*OBJECTIVE*
The records that follow must be reproduced in full, exactly as written.

*Rows from a figure dataset*
========
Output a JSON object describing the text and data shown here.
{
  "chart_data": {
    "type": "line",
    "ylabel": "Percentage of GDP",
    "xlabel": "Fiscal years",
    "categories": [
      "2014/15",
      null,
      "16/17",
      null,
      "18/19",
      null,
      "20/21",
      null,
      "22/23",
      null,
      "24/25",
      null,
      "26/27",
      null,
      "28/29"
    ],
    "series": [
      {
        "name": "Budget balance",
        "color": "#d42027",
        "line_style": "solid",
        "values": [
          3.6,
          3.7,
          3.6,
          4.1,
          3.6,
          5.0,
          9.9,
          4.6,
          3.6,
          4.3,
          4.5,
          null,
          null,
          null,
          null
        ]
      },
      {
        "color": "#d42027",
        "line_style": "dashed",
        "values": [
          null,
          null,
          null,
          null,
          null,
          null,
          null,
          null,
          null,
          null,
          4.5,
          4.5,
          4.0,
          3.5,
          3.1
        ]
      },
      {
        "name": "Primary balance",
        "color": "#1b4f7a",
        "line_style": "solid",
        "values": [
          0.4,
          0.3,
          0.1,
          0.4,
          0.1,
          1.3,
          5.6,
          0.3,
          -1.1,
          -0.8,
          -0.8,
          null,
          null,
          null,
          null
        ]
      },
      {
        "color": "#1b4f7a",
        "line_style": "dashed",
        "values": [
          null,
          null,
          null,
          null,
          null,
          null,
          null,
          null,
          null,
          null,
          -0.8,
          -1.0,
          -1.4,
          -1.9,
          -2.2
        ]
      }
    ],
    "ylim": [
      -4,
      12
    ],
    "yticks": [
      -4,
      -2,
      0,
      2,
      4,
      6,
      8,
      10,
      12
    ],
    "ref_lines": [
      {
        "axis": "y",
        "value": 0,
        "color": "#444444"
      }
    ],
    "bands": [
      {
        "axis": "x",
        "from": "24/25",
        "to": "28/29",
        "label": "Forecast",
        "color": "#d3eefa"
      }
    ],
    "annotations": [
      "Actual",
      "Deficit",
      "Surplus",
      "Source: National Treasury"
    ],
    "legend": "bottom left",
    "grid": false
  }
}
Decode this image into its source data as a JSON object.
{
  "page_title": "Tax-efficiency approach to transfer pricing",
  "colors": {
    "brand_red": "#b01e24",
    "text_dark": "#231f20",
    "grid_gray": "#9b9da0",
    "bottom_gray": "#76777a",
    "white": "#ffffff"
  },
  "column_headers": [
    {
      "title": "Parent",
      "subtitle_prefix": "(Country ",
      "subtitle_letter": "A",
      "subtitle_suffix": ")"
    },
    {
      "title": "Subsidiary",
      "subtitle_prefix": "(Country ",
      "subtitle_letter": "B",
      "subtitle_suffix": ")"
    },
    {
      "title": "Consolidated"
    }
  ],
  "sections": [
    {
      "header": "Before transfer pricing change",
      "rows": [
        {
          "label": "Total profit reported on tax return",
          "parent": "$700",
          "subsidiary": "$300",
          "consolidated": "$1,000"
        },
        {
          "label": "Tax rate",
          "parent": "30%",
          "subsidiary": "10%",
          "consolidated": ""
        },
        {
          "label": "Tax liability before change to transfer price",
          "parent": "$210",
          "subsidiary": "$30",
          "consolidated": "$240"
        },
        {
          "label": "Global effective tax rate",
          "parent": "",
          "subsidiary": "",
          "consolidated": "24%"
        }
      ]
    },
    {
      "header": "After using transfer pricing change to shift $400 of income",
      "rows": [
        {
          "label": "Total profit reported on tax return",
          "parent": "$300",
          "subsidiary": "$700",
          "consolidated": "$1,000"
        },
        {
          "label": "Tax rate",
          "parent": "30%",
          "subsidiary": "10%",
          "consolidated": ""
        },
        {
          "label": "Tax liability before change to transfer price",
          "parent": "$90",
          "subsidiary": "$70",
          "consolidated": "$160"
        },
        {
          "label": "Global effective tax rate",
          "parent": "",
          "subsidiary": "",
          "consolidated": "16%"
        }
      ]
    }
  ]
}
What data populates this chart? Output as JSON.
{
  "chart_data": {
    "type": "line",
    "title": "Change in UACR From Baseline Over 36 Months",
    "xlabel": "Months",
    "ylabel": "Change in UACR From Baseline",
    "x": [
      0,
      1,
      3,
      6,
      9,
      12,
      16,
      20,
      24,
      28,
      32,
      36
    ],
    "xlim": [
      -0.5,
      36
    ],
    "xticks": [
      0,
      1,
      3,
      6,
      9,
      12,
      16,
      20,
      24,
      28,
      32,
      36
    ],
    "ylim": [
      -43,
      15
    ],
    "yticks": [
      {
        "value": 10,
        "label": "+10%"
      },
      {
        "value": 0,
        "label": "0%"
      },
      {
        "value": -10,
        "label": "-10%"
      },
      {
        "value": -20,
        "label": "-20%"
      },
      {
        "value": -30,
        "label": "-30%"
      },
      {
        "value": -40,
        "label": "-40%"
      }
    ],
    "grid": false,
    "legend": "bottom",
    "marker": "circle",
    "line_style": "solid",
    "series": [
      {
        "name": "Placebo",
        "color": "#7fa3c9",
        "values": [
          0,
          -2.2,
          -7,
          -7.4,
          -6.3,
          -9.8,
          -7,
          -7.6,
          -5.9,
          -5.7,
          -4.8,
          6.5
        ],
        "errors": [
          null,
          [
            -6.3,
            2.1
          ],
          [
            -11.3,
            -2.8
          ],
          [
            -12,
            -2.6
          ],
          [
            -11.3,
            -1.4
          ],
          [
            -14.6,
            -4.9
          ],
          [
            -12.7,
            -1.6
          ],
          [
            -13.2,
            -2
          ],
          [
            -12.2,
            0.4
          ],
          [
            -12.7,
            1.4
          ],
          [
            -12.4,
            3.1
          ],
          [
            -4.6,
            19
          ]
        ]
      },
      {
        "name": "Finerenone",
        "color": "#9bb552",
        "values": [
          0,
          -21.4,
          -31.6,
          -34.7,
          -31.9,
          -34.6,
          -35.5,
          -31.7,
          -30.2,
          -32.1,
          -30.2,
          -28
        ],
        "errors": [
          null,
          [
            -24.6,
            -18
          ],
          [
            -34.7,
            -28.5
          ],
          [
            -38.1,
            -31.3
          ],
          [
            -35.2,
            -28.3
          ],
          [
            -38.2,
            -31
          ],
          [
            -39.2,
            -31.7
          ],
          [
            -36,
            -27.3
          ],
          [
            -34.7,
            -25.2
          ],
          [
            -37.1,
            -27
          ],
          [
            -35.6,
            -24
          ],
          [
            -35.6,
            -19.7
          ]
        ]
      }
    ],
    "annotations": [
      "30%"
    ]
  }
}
========
*WORKED ANSWER*
Output a JSON object describing the text and data shown here.
{
  "chart_data": {
    "type": "line",
    "ylabel": "Percentage of GDP",
    "xlabel": "Fiscal years",
    "categories": [
      "2014/15",
      null,
      "16/17",
      null,
      "18/19",
      null,
      "20/21",
      null,
      "22/23",
      null,
      "24/25",
      null,
      "26/27",
      null,
      "28/29"
    ],
    "series": [
      {
        "name": "Budget balance",
        "color": "#d42027",
        "line_style": "solid",
        "values": [
          3.6,
          3.7,
          3.6,
          4.1,
          3.6,
          5.0,
          9.9,
          4.6,
          3.6,
          4.3,
          4.5,
          null,
          null,
          null,
          null
        ]
      },
      {
        "color": "#d42027",
        "line_style": "dashed",
        "values": [
          null,
          null,
          null,
          null,
          null,
          null,
          null,
          null,
          null,
          null,
          4.5,
          4.5,
          4.0,
          3.5,
          3.1
        ]
      },
      {
        "name": "Primary balance",
        "color": "#1b4f7a",
        "line_style": "solid",
        "values": [
          0.4,
          0.3,
          0.1,
          0.4,
          0.1,
          1.3,
          5.6,
          0.3,
          -1.1,
          -0.8,
          -0.8,
          null,
          null,
          null,
          null
        ]
      },
      {
        "color": "#1b4f7a",
        "line_style": "dashed",
        "values": [
          null,
          null,
          null,
          null,
          null,
          null,
          null,
          null,
          null,
          null,
          -0.8,
          -1.0,
          -1.4,
          -1.9,
          -2.2
        ]
      }
    ],
    "ylim": [
      -4,
      12
    ],
    "yticks": [
      -4,
      -2,
      0,
      2,
      4,
      6,
      8,
      10,
      12
    ],
    "ref_lines": [
      {
        "axis": "y",
        "value": 0,
        "color": "#444444"
      }
    ],
    "bands": [
      {
        "axis": "x",
        "from": "24/25",
        "to": "28/29",
        "label": "Forecast",
        "color": "#d3eefa"
      }
    ],
    "annotations": [
      "Actual",
      "Deficit",
      "Surplus",
      "Source: National Treasury"
    ],
    "legend": "bottom left",
    "grid": false
  }
}
Decode this image into its source data as a JSON object.
{
  "page_title": "Tax-efficiency approach to transfer pricing",
  "colors": {
    "brand_red": "#b01e24",
    "text_dark": "#231f20",
    "grid_gray": "#9b9da0",
    "bottom_gray": "#76777a",
    "white": "#ffffff"
  },
  "column_headers": [
    {
      "title": "Parent",
      "subtitle_prefix": "(Country ",
      "subtitle_letter": "A",
      "subtitle_suffix": ")"
    },
    {
      "title": "Subsidiary",
      "subtitle_prefix": "(Country ",
      "subtitle_letter": "B",
      "subtitle_suffix": ")"
    },
    {
      "title": "Consolidated"
    }
  ],
  "sections": [
    {
      "header": "Before transfer pricing change",
      "rows": [
        {
          "label": "Total profit reported on tax return",
          "parent": "$700",
          "subsidiary": "$300",
          "consolidated": "$1,000"
        },
        {
          "label": "Tax rate",
          "parent": "30%",
          "subsidiary": "10%",
          "consolidated": ""
        },
        {
          "label": "Tax liability before change to transfer price",
          "parent": "$210",
          "subsidiary": "$30",
          "consolidated": "$240"
        },
        {
          "label": "Global effective tax rate",
          "parent": "",
          "subsidiary": "",
          "consolidated": "24%"
        }
      ]
    },
    {
      "header": "After using transfer pricing change to shift $400 of income",
      "rows": [
        {
          "label": "Total profit reported on tax return",
          "parent": "$300",
          "subsidiary": "$700",
          "consolidated": "$1,000"
        },
        {
          "label": "Tax rate",
          "parent": "30%",
          "subsidiary": "10%",
          "consolidated": ""
        },
        {
          "label": "Tax liability before change to transfer price",
          "parent": "$90",
          "subsidiary": "$70",
          "consolidated": "$160"
        },
        {
          "label": "Global effective tax rate",
          "parent": "",
          "subsidiary": "",
          "consolidated": "16%"
        }
      ]
    }
  ]
}
What data populates this chart? Output as JSON.
{
  "chart_data": {
    "type": "line",
    "title": "Change in UACR From Baseline Over 36 Months",
    "xlabel": "Months",
    "ylabel": "Change in UACR From Baseline",
    "x": [
      0,
      1,
      3,
      6,
      9,
      12,
      16,
      20,
      24,
      28,
      32,
      36
    ],
    "xlim": [
      -0.5,
      36
    ],
    "xticks": [
      0,
      1,
      3,
      6,
      9,
      12,
      16,
      20,
      24,
      28,
      32,
      36
    ],
    "ylim": [
      -43,
      15
    ],
    "yticks": [
      {
        "value": 10,
        "label": "+10%"
      },
      {
        "value": 0,
        "label": "0%"
      },
      {
        "value": -10,
        "label": "-10%"
      },
      {
        "value": -20,
        "label": "-20%"
      },
      {
        "value": -30,
        "label": "-30%"
      },
      {
        "value": -40,
        "label": "-40%"
      }
    ],
    "grid": false,
    "legend": "bottom",
    "marker": "circle",
    "line_style": "solid",
    "series": [
      {
        "name": "Placebo",
        "color": "#7fa3c9",
        "values": [
          0,
          -2.2,
          -7,
          -7.4,
          -6.3,
          -9.8,
          -7,
          -7.6,
          -5.9,
          -5.7,
          -4.8,
          6.5
        ],
        "errors": [
          null,
          [
            -6.3,
            2.1
          ],
          [
            -11.3,
            -2.8
          ],
          [
            -12,
            -2.6
          ],
          [
            -11.3,
            -1.4
          ],
          [
            -14.6,
            -4.9
          ],
          [
            -12.7,
            -1.6
          ],
          [
            -13.2,
            -2
          ],
          [
            -12.2,
            0.4
          ],
          [
            -12.7,
            1.4
          ],
          [
            -12.4,
            3.1
          ],
          [
            -4.6,
            19
          ]
        ]
      },
      {
        "name": "Finerenone",
        "color": "#9bb552",
        "values": [
          0,
          -21.4,
          -31.6,
          -34.7,
          -31.9,
          -34.6,
          -35.5,
          -31.7,
          -30.2,
          -32.1,
          -30.2,
          -28
        ],
        "errors": [
          null,
          [
            -24.6,
            -18
          ],
          [
            -34.7,
            -28.5
          ],
          [
            -38.1,
            -31.3
          ],
          [
            -35.2,
            -28.3
          ],
          [
            -38.2,
            -31
          ],
          [
            -39.2,
            -31.7
          ],
          [
            -36,
            -27.3
          ],
          [
            -34.7,
            -25.2
          ],
          [
            -37.1,
            -27
          ],
          [
            -35.6,
            -24
          ],
          [
            -35.6,
            -19.7
          ]
        ]
      }
    ],
    "annotations": [
      "30%"
    ]
  }
}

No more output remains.